Utilization Review versus Utilization Management?
Although the two terms are often used in the same way and to mean more or less the same thing in healthcare, the two concepts of Utilization Review and Utilization Management are subtly different. Understanding how they differ can help to improve communication around the subject.
Utilization Review
When we talk about Utilization Review, we are talking specifically about the process of reviewing patient records to assess their completion and accuracy after the treatment has occurred. The response to the findings of the review can be encompassed through a discussion of Utilization Management, which are the actions a healthcare system takes to address findings that may not be optimal.
Utilization Management
Through Utilization Management, plans and procedures can be developed to help improve the outcome of reviews. In ideal circumstances, Utilization Management procedures are really proactive rather than reactive. But the impetus for changing or developing them may be, at first, in response to the outcome of a review.
When are Utilization Management and Utilization Review one in the same?

### Brief A
In the text on utilization review versus utilization management, at what point are patient records reviewed during Utilization Review?
### Brief B
List every heading in the text on utilization review versus utilization management.

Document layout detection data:

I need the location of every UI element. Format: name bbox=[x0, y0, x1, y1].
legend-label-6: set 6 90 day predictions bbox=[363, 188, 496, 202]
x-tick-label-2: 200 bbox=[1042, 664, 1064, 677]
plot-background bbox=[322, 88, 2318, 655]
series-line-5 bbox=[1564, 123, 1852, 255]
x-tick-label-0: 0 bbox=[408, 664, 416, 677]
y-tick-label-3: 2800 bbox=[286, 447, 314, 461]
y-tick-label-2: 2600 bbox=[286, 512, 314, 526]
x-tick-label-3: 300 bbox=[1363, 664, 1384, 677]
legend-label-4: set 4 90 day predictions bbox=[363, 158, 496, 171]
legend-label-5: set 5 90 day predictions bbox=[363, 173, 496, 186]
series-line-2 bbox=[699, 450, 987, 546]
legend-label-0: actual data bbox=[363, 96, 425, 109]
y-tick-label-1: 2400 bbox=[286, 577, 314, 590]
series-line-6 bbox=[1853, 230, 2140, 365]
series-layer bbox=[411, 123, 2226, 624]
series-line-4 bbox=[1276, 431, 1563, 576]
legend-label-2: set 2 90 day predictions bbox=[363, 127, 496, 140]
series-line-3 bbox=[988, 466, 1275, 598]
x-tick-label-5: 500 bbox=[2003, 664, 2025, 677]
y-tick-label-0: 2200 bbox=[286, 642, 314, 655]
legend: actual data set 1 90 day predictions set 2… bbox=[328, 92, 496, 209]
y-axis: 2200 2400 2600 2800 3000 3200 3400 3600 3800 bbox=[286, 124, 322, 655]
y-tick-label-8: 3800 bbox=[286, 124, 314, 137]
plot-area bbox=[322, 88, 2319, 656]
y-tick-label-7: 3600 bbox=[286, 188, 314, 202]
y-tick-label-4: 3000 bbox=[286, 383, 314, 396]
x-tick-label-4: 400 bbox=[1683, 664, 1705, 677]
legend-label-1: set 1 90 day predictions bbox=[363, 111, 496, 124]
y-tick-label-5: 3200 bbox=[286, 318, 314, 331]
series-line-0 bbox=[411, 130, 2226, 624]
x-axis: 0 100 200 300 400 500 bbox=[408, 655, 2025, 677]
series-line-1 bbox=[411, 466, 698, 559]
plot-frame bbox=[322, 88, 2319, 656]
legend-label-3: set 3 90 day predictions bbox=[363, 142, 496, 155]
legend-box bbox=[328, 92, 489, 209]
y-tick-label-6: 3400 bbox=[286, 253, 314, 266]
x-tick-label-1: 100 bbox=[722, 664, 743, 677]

### Written solution A
After the treatment has occurred.

### Written solution B
- Utilization Review versus Utilization Management?
- Utilization Review
- Utilization Management
- When are Utilization Management and Utilization Review one in the same?